### Work to complete
Look below. Copy each line that has "capacity" in it.
※
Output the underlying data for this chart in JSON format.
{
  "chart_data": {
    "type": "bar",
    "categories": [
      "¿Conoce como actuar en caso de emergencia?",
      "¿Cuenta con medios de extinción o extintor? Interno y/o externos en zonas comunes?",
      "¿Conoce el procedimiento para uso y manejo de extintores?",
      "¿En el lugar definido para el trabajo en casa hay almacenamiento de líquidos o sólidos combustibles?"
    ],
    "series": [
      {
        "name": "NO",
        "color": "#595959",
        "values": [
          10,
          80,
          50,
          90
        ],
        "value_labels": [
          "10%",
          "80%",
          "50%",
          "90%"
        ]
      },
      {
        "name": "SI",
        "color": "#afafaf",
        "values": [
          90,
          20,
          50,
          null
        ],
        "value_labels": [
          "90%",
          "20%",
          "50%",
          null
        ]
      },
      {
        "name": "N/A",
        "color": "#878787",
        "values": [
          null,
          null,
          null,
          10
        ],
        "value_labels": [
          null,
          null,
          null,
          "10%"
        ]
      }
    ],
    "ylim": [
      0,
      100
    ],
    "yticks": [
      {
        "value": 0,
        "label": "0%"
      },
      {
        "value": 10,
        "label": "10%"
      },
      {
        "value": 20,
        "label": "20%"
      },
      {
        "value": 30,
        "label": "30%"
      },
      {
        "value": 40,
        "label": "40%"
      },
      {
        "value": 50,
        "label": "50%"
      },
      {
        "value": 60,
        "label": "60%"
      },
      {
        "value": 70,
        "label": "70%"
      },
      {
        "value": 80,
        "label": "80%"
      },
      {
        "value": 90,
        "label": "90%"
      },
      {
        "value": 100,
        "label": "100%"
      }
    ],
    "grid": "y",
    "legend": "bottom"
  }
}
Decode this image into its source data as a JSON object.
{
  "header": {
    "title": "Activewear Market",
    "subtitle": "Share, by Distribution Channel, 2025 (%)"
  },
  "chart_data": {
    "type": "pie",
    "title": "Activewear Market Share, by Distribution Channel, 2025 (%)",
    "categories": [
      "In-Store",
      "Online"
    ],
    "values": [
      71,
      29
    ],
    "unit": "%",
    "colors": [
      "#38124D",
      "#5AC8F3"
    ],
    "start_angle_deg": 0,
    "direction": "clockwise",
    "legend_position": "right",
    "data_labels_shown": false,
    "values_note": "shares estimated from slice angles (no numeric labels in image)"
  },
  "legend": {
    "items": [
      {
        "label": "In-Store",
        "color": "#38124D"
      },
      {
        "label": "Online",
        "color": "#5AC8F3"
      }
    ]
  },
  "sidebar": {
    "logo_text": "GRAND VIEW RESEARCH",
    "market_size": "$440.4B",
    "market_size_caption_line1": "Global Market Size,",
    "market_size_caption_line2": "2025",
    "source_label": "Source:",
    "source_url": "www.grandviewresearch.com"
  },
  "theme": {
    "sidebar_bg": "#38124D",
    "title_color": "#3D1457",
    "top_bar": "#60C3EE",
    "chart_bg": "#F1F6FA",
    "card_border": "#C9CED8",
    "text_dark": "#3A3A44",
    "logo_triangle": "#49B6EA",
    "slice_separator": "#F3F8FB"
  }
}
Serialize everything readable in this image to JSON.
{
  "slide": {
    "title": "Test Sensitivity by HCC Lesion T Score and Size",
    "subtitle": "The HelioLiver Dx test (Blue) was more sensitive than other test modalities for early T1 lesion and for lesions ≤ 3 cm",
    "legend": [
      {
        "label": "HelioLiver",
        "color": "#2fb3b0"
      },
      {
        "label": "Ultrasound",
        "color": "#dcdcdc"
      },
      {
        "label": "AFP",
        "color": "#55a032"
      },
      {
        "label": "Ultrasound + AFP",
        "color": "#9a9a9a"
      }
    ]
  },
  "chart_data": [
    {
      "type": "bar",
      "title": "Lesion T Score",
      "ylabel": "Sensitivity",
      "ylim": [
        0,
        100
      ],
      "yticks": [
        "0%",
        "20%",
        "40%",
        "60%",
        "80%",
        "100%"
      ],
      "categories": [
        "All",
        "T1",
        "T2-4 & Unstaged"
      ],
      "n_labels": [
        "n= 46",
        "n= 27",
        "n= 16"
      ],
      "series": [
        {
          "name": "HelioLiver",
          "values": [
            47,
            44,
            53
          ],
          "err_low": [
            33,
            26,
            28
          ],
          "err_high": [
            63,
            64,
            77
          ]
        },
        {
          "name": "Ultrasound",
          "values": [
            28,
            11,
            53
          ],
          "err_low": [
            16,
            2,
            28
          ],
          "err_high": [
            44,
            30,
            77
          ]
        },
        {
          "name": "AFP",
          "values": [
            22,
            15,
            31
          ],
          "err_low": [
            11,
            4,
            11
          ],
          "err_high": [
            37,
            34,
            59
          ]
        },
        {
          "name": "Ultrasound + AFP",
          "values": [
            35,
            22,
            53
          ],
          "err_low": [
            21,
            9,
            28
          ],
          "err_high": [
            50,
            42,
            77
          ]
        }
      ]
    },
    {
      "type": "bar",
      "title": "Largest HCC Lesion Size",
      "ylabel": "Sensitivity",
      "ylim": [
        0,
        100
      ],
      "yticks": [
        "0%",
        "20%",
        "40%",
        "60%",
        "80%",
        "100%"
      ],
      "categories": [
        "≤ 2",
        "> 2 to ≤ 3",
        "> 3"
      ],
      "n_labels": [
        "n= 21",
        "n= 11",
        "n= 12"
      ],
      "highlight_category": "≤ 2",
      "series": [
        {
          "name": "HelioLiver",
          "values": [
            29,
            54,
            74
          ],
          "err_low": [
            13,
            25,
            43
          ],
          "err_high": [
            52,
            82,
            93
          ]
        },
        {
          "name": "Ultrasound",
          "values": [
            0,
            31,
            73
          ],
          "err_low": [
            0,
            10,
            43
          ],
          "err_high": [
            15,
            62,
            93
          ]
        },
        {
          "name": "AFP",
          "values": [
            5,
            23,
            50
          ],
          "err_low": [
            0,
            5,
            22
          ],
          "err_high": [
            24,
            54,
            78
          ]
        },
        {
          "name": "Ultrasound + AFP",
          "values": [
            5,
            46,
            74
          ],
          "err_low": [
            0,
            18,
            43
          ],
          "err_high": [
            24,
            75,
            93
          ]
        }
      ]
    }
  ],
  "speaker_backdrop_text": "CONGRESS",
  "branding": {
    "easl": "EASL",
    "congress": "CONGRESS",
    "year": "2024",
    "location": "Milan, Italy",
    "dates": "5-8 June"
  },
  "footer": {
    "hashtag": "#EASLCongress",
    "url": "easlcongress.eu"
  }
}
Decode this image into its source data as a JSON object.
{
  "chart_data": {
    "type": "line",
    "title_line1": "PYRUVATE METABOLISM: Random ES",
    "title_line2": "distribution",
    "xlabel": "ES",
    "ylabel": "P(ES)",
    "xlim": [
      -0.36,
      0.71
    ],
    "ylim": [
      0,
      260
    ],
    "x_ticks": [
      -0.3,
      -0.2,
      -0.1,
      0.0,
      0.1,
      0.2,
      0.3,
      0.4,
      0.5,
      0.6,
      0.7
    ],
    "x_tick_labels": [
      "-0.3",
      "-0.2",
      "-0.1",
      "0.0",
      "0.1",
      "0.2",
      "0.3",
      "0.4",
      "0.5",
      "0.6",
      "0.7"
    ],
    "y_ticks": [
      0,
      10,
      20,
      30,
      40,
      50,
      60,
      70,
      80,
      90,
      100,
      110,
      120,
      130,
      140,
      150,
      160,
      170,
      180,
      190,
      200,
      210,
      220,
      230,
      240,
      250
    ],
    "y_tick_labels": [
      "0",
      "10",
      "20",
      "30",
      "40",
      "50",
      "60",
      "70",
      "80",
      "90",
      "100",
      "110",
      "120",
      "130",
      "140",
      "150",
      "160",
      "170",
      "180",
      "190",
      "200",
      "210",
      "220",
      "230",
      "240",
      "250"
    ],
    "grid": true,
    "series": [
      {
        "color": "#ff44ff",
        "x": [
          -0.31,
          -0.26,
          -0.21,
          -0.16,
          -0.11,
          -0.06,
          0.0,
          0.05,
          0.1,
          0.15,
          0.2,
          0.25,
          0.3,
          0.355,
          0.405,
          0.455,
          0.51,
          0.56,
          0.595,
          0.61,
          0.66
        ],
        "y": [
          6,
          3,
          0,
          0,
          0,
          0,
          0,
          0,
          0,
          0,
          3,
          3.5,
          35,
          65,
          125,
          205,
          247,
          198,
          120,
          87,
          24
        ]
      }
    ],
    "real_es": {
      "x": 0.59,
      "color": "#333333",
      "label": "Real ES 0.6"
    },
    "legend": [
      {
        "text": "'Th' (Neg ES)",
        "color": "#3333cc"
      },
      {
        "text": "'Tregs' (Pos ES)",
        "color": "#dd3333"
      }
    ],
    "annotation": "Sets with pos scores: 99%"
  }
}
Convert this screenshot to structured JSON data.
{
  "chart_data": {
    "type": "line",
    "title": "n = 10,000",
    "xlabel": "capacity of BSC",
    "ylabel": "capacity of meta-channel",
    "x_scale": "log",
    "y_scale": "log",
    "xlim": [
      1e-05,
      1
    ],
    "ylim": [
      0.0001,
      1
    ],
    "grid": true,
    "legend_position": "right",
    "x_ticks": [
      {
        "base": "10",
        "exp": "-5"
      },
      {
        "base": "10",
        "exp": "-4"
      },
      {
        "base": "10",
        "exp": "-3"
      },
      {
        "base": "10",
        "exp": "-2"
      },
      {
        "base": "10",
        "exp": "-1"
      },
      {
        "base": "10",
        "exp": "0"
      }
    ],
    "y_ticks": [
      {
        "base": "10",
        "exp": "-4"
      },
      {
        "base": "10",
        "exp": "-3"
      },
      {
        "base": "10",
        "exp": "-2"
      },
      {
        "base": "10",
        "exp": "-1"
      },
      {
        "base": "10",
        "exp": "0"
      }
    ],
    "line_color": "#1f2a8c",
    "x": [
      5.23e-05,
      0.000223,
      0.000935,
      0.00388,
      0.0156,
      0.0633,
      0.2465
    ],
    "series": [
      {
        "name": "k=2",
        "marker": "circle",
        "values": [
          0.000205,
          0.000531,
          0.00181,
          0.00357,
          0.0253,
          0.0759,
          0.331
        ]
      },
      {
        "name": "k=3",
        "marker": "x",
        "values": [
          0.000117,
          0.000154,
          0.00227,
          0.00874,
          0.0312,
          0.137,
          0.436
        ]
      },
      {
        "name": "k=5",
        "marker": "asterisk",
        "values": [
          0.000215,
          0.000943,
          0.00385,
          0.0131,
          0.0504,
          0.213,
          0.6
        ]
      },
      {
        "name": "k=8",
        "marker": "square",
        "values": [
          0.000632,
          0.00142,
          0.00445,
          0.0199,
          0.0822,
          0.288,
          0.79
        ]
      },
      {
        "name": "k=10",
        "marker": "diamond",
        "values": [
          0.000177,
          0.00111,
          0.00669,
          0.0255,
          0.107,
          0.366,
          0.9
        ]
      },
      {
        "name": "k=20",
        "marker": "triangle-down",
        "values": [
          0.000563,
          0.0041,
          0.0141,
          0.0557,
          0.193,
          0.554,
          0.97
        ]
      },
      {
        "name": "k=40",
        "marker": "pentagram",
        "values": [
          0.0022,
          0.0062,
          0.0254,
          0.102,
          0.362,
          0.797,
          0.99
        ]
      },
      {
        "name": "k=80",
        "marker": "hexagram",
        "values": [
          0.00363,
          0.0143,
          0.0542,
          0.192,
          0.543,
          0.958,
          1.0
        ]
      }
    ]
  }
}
※
### The reply
    "xlabel": "capacity of BSC",
    "ylabel": "capacity of meta-channel",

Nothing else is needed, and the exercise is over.